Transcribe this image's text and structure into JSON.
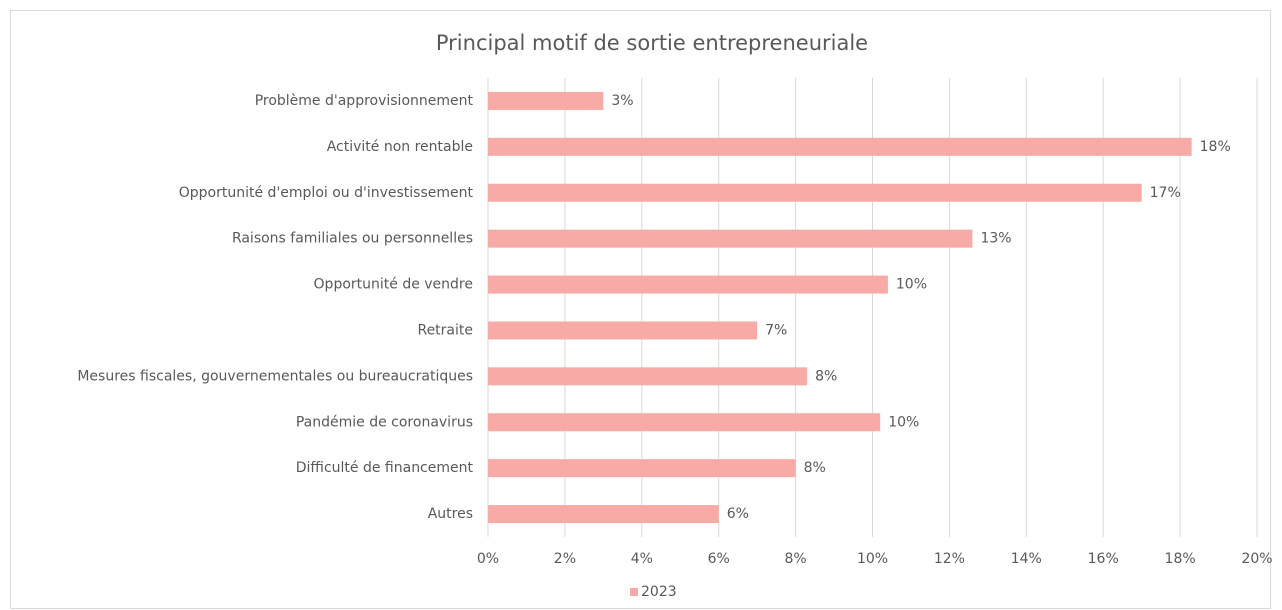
{
  "chart_data": {
    "type": "bar",
    "orientation": "horizontal",
    "title": "Principal motif de sortie entrepreneuriale",
    "categories": [
      "Problème d'approvisionnement",
      "Activité non rentable",
      "Opportunité d'emploi ou d'investissement",
      "Raisons familiales ou personnelles",
      "Opportunité de vendre",
      "Retraite",
      "Mesures fiscales, gouvernementales ou bureaucratiques",
      "Pandémie de coronavirus",
      "Difficulté de financement",
      "Autres"
    ],
    "series": [
      {
        "name": "2023",
        "color": "#f8aba6",
        "values": [
          3.0,
          18.3,
          17.0,
          12.6,
          10.4,
          7.0,
          8.3,
          10.2,
          8.0,
          6.0
        ],
        "value_labels": [
          "3%",
          "18%",
          "17%",
          "13%",
          "10%",
          "7%",
          "8%",
          "10%",
          "8%",
          "6%"
        ]
      }
    ],
    "xlim": [
      0,
      20
    ],
    "xticks": [
      {
        "value": 0,
        "label": "0%"
      },
      {
        "value": 2,
        "label": "2%"
      },
      {
        "value": 4,
        "label": "4%"
      },
      {
        "value": 6,
        "label": "6%"
      },
      {
        "value": 8,
        "label": "8%"
      },
      {
        "value": 10,
        "label": "10%"
      },
      {
        "value": 12,
        "label": "12%"
      },
      {
        "value": 14,
        "label": "14%"
      },
      {
        "value": 16,
        "label": "16%"
      },
      {
        "value": 18,
        "label": "18%"
      },
      {
        "value": 20,
        "label": "20%"
      }
    ],
    "grid": true,
    "legend": "bottom"
  }
}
──────────────────────────────
* _WHAT TO WORK ON_:
Looking at the records above, how many lines include "Opportunité"? Please give the number and nothing more.

* _SOLUTION BELOW_:
2